## What is asked
Using the data below, repeat all of it precisely.

## Exercise inputs
══════════

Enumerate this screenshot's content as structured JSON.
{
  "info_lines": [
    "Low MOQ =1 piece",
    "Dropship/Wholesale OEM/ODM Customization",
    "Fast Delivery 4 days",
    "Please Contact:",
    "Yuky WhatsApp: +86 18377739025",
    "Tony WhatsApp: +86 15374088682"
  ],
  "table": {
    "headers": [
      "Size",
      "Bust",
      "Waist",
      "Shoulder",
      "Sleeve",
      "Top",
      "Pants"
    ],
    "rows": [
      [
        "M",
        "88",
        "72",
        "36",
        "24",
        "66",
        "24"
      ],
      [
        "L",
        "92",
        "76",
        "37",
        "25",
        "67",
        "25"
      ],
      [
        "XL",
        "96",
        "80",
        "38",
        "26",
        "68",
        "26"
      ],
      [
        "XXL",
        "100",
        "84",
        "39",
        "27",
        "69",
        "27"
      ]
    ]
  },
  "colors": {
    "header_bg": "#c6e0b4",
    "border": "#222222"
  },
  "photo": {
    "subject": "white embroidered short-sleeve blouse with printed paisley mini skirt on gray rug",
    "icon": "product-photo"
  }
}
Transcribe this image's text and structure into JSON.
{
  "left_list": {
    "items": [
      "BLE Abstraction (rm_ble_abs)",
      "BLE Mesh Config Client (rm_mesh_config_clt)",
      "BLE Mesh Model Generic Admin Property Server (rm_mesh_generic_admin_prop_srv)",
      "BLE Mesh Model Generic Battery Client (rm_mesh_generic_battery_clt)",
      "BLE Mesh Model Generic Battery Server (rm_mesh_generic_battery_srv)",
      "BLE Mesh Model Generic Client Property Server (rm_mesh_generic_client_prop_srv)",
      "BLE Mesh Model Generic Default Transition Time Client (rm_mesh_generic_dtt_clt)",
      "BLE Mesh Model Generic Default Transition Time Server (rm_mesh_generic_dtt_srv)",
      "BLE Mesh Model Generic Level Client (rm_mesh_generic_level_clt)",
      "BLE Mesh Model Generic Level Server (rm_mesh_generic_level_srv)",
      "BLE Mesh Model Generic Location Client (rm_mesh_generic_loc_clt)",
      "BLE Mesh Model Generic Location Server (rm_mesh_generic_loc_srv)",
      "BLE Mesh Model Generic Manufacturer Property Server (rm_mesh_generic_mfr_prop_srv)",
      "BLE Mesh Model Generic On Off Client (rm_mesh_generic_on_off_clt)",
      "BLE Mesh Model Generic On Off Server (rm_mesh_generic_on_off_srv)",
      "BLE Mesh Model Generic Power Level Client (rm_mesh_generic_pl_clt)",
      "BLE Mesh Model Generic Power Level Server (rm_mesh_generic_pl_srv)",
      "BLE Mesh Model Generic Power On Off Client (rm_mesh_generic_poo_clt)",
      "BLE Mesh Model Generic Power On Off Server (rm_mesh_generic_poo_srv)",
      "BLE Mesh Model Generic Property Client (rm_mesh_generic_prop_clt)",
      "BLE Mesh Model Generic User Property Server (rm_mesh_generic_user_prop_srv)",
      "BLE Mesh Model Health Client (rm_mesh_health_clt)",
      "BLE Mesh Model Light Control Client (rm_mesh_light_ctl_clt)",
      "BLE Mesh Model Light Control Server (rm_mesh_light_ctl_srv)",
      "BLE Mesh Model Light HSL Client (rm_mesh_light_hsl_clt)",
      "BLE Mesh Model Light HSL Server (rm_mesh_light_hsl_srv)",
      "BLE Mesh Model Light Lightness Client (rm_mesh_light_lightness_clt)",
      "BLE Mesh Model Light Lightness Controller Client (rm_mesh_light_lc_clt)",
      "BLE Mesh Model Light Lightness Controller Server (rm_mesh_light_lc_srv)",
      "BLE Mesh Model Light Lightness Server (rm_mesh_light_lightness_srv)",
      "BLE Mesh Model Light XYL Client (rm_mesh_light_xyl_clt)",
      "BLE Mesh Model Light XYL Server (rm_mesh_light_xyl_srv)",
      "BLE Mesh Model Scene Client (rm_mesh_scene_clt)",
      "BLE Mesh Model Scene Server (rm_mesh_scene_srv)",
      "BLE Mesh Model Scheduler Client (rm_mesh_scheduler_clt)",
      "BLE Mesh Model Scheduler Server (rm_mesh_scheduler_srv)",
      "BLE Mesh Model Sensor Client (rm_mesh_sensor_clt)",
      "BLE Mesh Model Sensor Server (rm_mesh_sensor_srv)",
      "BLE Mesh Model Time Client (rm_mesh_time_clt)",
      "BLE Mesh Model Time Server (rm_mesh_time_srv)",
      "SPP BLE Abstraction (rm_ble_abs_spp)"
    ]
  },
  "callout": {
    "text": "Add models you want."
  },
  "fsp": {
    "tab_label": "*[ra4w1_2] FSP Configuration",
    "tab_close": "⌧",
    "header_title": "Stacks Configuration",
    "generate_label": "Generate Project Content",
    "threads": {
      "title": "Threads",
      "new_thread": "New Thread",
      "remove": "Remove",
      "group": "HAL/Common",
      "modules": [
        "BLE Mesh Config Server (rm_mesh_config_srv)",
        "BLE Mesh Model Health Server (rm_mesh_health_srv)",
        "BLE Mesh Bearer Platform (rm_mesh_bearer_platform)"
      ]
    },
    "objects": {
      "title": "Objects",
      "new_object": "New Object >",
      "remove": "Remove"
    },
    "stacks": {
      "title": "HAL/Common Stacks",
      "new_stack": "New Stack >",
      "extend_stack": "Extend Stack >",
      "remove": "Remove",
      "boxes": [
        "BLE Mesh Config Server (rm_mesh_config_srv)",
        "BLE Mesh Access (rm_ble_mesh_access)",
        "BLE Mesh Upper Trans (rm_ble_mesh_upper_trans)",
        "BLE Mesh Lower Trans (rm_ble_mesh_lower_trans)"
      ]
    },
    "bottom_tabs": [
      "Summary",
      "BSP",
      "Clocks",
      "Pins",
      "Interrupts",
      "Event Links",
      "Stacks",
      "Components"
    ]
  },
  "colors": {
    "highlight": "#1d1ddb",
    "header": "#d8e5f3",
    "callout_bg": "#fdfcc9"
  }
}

══════════

## Answer to this exercise
Enumerate this screenshot's content as structured JSON.
{
  "info_lines": [
    "Low MOQ =1 piece",
    "Dropship/Wholesale OEM/ODM Customization",
    "Fast Delivery 4 days",
    "Please Contact:",
    "Yuky WhatsApp: +86 18377739025",
    "Tony WhatsApp: +86 15374088682"
  ],
  "table": {
    "headers": [
      "Size",
      "Bust",
      "Waist",
      "Shoulder",
      "Sleeve",
      "Top",
      "Pants"
    ],
    "rows": [
      [
        "M",
        "88",
        "72",
        "36",
        "24",
        "66",
        "24"
      ],
      [
        "L",
        "92",
        "76",
        "37",
        "25",
        "67",
        "25"
      ],
      [
        "XL",
        "96",
        "80",
        "38",
        "26",
        "68",
        "26"
      ],
      [
        "XXL",
        "100",
        "84",
        "39",
        "27",
        "69",
        "27"
      ]
    ]
  },
  "colors": {
    "header_bg": "#c6e0b4",
    "border": "#222222"
  },
  "photo": {
    "subject": "white embroidered short-sleeve blouse with printed paisley mini skirt on gray rug",
    "icon": "product-photo"
  }
}
Transcribe this image's text and structure into JSON.
{
  "left_list": {
    "items": [
      "BLE Abstraction (rm_ble_abs)",
      "BLE Mesh Config Client (rm_mesh_config_clt)",
      "BLE Mesh Model Generic Admin Property Server (rm_mesh_generic_admin_prop_srv)",
      "BLE Mesh Model Generic Battery Client (rm_mesh_generic_battery_clt)",
      "BLE Mesh Model Generic Battery Server (rm_mesh_generic_battery_srv)",
      "BLE Mesh Model Generic Client Property Server (rm_mesh_generic_client_prop_srv)",
      "BLE Mesh Model Generic Default Transition Time Client (rm_mesh_generic_dtt_clt)",
      "BLE Mesh Model Generic Default Transition Time Server (rm_mesh_generic_dtt_srv)",
      "BLE Mesh Model Generic Level Client (rm_mesh_generic_level_clt)",
      "BLE Mesh Model Generic Level Server (rm_mesh_generic_level_srv)",
      "BLE Mesh Model Generic Location Client (rm_mesh_generic_loc_clt)",
      "BLE Mesh Model Generic Location Server (rm_mesh_generic_loc_srv)",
      "BLE Mesh Model Generic Manufacturer Property Server (rm_mesh_generic_mfr_prop_srv)",
      "BLE Mesh Model Generic On Off Client (rm_mesh_generic_on_off_clt)",
      "BLE Mesh Model Generic On Off Server (rm_mesh_generic_on_off_srv)",
      "BLE Mesh Model Generic Power Level Client (rm_mesh_generic_pl_clt)",
      "BLE Mesh Model Generic Power Level Server (rm_mesh_generic_pl_srv)",
      "BLE Mesh Model Generic Power On Off Client (rm_mesh_generic_poo_clt)",
      "BLE Mesh Model Generic Power On Off Server (rm_mesh_generic_poo_srv)",
      "BLE Mesh Model Generic Property Client (rm_mesh_generic_prop_clt)",
      "BLE Mesh Model Generic User Property Server (rm_mesh_generic_user_prop_srv)",
      "BLE Mesh Model Health Client (rm_mesh_health_clt)",
      "BLE Mesh Model Light Control Client (rm_mesh_light_ctl_clt)",
      "BLE Mesh Model Light Control Server (rm_mesh_light_ctl_srv)",
      "BLE Mesh Model Light HSL Client (rm_mesh_light_hsl_clt)",
      "BLE Mesh Model Light HSL Server (rm_mesh_light_hsl_srv)",
      "BLE Mesh Model Light Lightness Client (rm_mesh_light_lightness_clt)",
      "BLE Mesh Model Light Lightness Controller Client (rm_mesh_light_lc_clt)",
      "BLE Mesh Model Light Lightness Controller Server (rm_mesh_light_lc_srv)",
      "BLE Mesh Model Light Lightness Server (rm_mesh_light_lightness_srv)",
      "BLE Mesh Model Light XYL Client (rm_mesh_light_xyl_clt)",
      "BLE Mesh Model Light XYL Server (rm_mesh_light_xyl_srv)",
      "BLE Mesh Model Scene Client (rm_mesh_scene_clt)",
      "BLE Mesh Model Scene Server (rm_mesh_scene_srv)",
      "BLE Mesh Model Scheduler Client (rm_mesh_scheduler_clt)",
      "BLE Mesh Model Scheduler Server (rm_mesh_scheduler_srv)",
      "BLE Mesh Model Sensor Client (rm_mesh_sensor_clt)",
      "BLE Mesh Model Sensor Server (rm_mesh_sensor_srv)",
      "BLE Mesh Model Time Client (rm_mesh_time_clt)",
      "BLE Mesh Model Time Server (rm_mesh_time_srv)",
      "SPP BLE Abstraction (rm_ble_abs_spp)"
    ]
  },
  "callout": {
    "text": "Add models you want."
  },
  "fsp": {
    "tab_label": "*[ra4w1_2] FSP Configuration",
    "tab_close": "⌧",
    "header_title": "Stacks Configuration",
    "generate_label": "Generate Project Content",
    "threads": {
      "title": "Threads",
      "new_thread": "New Thread",
      "remove": "Remove",
      "group": "HAL/Common",
      "modules": [
        "BLE Mesh Config Server (rm_mesh_config_srv)",
        "BLE Mesh Model Health Server (rm_mesh_health_srv)",
        "BLE Mesh Bearer Platform (rm_mesh_bearer_platform)"
      ]
    },
    "objects": {
      "title": "Objects",
      "new_object": "New Object >",
      "remove": "Remove"
    },
    "stacks": {
      "title": "HAL/Common Stacks",
      "new_stack": "New Stack >",
      "extend_stack": "Extend Stack >",
      "remove": "Remove",
      "boxes": [
        "BLE Mesh Config Server (rm_mesh_config_srv)",
        "BLE Mesh Access (rm_ble_mesh_access)",
        "BLE Mesh Upper Trans (rm_ble_mesh_upper_trans)",
        "BLE Mesh Lower Trans (rm_ble_mesh_lower_trans)"
      ]
    },
    "bottom_tabs": [
      "Summary",
      "BSP",
      "Clocks",
      "Pins",
      "Interrupts",
      "Event Links",
      "Stacks",
      "Components"
    ]
  },
  "colors": {
    "highlight": "#1d1ddb",
    "header": "#d8e5f3",
    "callout_bg": "#fdfcc9"
  }
}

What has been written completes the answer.